━━ EXERCISE INPUTS
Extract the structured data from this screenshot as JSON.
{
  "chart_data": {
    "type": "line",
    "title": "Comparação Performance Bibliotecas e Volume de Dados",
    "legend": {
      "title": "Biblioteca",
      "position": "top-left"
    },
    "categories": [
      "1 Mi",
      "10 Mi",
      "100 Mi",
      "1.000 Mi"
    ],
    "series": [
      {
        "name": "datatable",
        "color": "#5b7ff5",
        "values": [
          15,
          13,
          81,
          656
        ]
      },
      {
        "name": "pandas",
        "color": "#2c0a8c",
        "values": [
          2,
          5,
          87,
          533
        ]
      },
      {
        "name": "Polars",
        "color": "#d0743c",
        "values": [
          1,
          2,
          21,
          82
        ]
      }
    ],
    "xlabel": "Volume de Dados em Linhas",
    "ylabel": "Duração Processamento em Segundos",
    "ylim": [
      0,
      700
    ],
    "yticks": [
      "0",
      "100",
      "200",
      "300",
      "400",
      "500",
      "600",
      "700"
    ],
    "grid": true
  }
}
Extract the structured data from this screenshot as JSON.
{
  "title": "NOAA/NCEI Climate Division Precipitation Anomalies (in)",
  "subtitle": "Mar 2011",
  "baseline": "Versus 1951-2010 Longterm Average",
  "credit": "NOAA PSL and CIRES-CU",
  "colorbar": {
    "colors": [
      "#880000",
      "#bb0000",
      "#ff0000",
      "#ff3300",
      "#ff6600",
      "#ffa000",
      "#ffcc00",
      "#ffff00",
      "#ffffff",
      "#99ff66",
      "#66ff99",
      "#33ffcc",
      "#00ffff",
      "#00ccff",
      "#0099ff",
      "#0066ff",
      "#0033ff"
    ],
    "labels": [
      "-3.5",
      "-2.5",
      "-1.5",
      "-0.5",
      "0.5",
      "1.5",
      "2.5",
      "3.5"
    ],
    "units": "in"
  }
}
━━━━
### STATED EXERCISE
For each line above that contains the word "Dados", copy that line.

### EXERCISE RESULT
    "title": "Comparação Performance Bibliotecas e Volume de Dados",
    "xlabel": "Volume de Dados em Linhas",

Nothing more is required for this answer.